• Prompt: The passage below, on preparing Martian soil samples and testing them for lipids, names several chemicals that are added or used. List every chemical the passage names, other than the lipids being tested for.

• Reading passage:

+++++

Sample Preparation The first step in the detection of these molecules is sample prepaparation. Before carrying out any tests, the Martian soil samples have to be treated carefully in several steps. The sample preparation method is based on the assumption that the collected samples will be in the form of rocks and stones.
Lipids Separation of lipids: Add any organic solvent, for instance a mixture of methanol and chloroform, to the layer of particles that have settled down. Centrifuge the resulting suspension again and separate the two layers that form. Lipids, being soluble in the organic solvent, will now become part of the organic layer. This solution can be used to carry out tests for the detection of lipids. Test for lipids: Spread a small amount of this solution on a piece of absorbent paper and let it dry for about ten to fifteen minutes. Methanol being a very volatile compound will evaporate. If lipids are present in the solution, a transparent streak will appear on the paper. In the case of lipids, we can also carry out the detection tests using the soil samples directly. The samples are first frozen and thawed. Then they are dried and ground to a fine powder in an agate pestle. To isolate lipids that might be present we extract them three times with methanol/dichloromethane (3:1), dichloromethane/methanol (10:1), and dichloromethane/methanol (10:1) using an ultrasonic homogenizer. The extracts are isolated by a centrifuge, washed with 50 mL of 0.15-M HCl to remove salts contained in the sediments. Testing for lipids is simple enough after we separate them. Add ethanol to the solution and shake it thoroughly. If lipids are present, the solution turns cloudy.

+++++

• Supplied information:
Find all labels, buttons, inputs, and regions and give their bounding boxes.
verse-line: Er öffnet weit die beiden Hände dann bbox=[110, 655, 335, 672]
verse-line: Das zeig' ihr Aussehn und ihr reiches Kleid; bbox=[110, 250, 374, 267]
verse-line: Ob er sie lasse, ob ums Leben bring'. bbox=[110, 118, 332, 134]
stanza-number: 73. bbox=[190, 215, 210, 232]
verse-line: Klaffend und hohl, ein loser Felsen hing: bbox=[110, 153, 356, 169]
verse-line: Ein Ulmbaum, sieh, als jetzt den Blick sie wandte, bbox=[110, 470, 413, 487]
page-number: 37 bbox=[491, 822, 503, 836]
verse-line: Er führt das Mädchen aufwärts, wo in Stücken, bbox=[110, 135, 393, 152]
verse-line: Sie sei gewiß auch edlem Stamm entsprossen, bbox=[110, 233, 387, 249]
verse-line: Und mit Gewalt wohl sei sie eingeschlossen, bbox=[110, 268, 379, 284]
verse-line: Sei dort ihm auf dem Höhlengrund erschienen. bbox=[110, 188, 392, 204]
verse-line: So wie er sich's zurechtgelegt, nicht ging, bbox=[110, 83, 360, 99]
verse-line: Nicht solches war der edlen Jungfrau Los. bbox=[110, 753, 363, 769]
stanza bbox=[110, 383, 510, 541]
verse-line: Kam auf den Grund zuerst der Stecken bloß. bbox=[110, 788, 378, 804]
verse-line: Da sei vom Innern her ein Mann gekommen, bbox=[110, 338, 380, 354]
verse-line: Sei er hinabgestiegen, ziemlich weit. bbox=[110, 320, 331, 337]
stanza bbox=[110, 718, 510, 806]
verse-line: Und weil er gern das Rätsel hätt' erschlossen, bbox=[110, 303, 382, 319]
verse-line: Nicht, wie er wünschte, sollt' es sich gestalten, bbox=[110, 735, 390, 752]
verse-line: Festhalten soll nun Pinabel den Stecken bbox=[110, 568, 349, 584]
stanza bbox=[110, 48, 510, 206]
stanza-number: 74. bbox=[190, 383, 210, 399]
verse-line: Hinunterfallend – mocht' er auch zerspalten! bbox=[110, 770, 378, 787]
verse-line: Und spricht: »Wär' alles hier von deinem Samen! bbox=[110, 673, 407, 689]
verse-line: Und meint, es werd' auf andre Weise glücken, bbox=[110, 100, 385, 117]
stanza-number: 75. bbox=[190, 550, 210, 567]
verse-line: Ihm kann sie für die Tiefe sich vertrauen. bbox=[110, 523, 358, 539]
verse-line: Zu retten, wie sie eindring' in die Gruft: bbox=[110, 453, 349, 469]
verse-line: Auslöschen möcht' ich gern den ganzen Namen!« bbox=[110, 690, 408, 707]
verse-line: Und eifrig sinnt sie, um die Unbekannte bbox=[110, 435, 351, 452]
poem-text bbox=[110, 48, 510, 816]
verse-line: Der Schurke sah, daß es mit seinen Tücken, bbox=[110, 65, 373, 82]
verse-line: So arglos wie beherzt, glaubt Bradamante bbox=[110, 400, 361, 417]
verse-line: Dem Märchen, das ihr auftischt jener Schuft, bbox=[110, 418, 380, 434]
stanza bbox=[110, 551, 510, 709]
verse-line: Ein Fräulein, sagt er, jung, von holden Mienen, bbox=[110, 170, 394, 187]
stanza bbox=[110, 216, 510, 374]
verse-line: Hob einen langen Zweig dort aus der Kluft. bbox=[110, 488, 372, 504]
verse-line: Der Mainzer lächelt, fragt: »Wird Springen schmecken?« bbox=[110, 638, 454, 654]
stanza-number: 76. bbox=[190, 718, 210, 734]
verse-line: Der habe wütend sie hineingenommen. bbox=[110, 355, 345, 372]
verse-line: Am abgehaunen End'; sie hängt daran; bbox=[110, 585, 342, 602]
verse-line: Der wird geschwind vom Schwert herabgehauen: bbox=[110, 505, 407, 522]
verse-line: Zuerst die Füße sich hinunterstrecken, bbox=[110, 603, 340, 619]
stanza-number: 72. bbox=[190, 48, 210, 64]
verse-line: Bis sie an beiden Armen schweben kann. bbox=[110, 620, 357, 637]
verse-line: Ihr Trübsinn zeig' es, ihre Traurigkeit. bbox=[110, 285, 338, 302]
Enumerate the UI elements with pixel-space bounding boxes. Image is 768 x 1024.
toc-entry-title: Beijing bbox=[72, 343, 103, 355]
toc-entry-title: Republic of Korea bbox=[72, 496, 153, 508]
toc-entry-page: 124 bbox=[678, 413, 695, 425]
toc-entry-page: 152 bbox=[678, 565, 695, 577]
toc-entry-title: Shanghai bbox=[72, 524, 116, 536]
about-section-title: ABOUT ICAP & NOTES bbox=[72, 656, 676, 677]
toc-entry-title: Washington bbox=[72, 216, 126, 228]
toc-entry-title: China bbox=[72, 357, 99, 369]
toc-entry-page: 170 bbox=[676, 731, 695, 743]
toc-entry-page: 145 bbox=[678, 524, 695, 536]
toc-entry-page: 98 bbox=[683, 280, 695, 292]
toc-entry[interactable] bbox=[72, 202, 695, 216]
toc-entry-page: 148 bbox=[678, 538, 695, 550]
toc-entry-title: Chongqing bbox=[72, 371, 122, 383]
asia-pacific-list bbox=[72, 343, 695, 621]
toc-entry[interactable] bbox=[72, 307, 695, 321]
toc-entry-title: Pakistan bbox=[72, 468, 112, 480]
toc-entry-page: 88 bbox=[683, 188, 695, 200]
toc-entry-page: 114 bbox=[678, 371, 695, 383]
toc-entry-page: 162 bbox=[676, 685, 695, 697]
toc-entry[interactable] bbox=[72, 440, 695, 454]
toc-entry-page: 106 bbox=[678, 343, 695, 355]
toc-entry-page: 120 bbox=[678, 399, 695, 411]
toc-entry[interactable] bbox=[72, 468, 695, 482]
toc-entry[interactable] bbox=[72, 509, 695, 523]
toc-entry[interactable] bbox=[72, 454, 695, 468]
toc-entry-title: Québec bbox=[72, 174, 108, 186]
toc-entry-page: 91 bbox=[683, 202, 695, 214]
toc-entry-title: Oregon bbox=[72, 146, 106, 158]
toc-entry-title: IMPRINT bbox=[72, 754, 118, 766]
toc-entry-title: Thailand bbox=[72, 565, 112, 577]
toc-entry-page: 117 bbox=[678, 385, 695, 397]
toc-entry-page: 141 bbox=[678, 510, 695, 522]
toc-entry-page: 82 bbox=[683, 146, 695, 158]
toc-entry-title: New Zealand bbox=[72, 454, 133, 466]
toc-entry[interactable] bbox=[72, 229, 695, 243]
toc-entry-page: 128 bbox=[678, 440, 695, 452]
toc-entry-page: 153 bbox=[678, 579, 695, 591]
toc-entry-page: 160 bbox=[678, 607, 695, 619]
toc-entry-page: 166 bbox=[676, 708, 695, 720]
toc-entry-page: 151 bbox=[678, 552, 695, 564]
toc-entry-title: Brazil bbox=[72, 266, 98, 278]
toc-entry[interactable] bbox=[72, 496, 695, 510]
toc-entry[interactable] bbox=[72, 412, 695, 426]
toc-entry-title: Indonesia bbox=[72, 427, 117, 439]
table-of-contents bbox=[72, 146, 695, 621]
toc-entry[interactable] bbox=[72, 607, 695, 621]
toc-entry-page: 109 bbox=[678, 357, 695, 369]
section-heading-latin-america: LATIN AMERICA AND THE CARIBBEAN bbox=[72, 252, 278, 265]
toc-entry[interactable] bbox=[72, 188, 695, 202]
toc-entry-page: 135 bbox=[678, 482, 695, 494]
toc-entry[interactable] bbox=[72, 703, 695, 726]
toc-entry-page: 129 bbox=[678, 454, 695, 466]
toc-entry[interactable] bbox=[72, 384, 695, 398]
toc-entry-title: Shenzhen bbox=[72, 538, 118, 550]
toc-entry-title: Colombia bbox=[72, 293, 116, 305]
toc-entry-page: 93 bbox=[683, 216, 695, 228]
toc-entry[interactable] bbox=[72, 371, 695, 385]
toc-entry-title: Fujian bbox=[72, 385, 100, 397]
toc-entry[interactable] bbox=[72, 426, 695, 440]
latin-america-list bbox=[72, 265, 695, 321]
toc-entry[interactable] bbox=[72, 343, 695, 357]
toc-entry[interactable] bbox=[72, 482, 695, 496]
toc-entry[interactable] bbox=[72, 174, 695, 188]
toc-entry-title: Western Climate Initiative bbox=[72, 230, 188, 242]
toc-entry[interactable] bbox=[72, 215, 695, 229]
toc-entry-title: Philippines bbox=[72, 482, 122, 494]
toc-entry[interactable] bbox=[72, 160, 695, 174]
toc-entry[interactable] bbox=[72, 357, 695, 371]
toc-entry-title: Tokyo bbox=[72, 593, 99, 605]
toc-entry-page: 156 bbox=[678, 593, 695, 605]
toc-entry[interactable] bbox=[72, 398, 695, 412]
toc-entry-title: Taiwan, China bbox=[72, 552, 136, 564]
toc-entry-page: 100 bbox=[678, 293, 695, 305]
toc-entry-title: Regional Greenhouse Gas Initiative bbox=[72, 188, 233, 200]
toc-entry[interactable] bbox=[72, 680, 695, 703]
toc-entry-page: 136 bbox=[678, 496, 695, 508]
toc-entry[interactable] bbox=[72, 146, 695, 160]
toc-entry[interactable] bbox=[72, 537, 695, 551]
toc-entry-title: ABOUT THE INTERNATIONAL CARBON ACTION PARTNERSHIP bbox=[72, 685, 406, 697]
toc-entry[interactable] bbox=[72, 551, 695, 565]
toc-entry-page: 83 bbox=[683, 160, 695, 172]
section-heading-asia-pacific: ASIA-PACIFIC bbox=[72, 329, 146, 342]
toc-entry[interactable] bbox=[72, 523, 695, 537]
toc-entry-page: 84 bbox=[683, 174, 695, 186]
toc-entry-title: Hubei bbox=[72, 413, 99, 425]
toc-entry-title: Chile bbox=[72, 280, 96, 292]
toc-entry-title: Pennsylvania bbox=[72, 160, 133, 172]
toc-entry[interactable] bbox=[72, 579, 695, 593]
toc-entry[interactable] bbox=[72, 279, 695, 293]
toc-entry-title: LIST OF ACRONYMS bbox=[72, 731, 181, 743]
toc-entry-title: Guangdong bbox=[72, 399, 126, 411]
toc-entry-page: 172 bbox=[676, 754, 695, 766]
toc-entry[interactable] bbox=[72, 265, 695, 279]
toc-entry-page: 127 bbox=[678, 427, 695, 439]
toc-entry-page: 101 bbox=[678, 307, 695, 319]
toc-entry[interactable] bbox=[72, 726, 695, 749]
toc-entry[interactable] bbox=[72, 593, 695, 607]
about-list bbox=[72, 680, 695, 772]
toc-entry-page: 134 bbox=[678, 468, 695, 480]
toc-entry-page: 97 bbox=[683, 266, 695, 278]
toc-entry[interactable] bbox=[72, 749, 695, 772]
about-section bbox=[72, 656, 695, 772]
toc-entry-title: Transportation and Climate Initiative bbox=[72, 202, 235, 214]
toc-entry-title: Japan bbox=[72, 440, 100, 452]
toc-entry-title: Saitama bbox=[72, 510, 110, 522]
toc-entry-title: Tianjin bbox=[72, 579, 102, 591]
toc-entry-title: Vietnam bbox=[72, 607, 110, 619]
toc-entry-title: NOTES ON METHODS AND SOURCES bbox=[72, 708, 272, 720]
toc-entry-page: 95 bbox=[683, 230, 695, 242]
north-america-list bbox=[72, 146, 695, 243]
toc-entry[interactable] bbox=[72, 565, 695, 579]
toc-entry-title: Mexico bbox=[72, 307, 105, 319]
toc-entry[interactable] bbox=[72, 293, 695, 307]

+++++

• Response box:
- Methanol
- Chloroform
- Dichloromethane
- HCl (0.15-M)
- Ethanol